Extracted data entries:

════════════════════

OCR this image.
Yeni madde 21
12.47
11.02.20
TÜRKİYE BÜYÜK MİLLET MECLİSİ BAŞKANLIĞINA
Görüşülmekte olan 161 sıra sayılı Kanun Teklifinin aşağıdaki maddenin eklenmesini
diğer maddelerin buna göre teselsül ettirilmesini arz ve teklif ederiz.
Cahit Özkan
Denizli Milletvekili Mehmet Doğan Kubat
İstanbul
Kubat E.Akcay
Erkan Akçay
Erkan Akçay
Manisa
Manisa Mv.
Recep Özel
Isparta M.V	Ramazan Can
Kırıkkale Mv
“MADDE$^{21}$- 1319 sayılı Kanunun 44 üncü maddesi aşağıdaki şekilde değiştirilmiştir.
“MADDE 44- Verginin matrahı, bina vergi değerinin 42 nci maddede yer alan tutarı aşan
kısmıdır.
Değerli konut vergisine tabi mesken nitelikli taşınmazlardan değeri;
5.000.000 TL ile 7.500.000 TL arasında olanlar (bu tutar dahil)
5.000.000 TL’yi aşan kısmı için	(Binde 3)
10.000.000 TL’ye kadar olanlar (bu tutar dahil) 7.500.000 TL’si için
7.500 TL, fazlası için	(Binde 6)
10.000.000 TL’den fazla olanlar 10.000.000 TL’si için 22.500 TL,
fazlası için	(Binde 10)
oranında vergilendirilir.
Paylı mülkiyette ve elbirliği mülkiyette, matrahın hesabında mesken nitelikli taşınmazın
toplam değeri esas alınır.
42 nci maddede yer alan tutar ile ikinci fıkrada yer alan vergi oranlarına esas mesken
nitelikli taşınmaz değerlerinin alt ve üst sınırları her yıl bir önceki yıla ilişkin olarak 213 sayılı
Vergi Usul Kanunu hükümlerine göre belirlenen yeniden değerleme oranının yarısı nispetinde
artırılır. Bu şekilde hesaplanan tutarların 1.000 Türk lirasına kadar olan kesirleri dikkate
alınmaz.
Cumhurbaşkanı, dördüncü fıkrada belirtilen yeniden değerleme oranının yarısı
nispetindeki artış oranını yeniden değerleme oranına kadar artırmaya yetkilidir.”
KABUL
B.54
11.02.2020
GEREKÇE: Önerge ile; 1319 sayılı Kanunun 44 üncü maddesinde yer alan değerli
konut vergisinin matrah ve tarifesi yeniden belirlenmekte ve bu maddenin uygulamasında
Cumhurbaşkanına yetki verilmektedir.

════════════════════

Write the data from above out again, exactly.

OCR this image.
Yeni madde 21
12.47
11.02.20
TÜRKİYE BÜYÜK MİLLET MECLİSİ BAŞKANLIĞINA
Görüşülmekte olan 161 sıra sayılı Kanun Teklifinin aşağıdaki maddenin eklenmesini
diğer maddelerin buna göre teselsül ettirilmesini arz ve teklif ederiz.
Cahit Özkan
Denizli Milletvekili Mehmet Doğan Kubat
İstanbul
Kubat E.Akcay
Erkan Akçay
Erkan Akçay
Manisa
Manisa Mv.
Recep Özel
Isparta M.V	Ramazan Can
Kırıkkale Mv
“MADDE$^{21}$- 1319 sayılı Kanunun 44 üncü maddesi aşağıdaki şekilde değiştirilmiştir.
“MADDE 44- Verginin matrahı, bina vergi değerinin 42 nci maddede yer alan tutarı aşan
kısmıdır.
Değerli konut vergisine tabi mesken nitelikli taşınmazlardan değeri;
5.000.000 TL ile 7.500.000 TL arasında olanlar (bu tutar dahil)
5.000.000 TL’yi aşan kısmı için	(Binde 3)
10.000.000 TL’ye kadar olanlar (bu tutar dahil) 7.500.000 TL’si için
7.500 TL, fazlası için	(Binde 6)
10.000.000 TL’den fazla olanlar 10.000.000 TL’si için 22.500 TL,
fazlası için	(Binde 10)
oranında vergilendirilir.
Paylı mülkiyette ve elbirliği mülkiyette, matrahın hesabında mesken nitelikli taşınmazın
toplam değeri esas alınır.
42 nci maddede yer alan tutar ile ikinci fıkrada yer alan vergi oranlarına esas mesken
nitelikli taşınmaz değerlerinin alt ve üst sınırları her yıl bir önceki yıla ilişkin olarak 213 sayılı
Vergi Usul Kanunu hükümlerine göre belirlenen yeniden değerleme oranının yarısı nispetinde
artırılır. Bu şekilde hesaplanan tutarların 1.000 Türk lirasına kadar olan kesirleri dikkate
alınmaz.
Cumhurbaşkanı, dördüncü fıkrada belirtilen yeniden değerleme oranının yarısı
nispetindeki artış oranını yeniden değerleme oranına kadar artırmaya yetkilidir.”
KABUL
B.54
11.02.2020
GEREKÇE: Önerge ile; 1319 sayılı Kanunun 44 üncü maddesinde yer alan değerli
konut vergisinin matrah ve tarifesi yeniden belirlenmekte ve bu maddenin uygulamasında
Cumhurbaşkanına yetki verilmektedir.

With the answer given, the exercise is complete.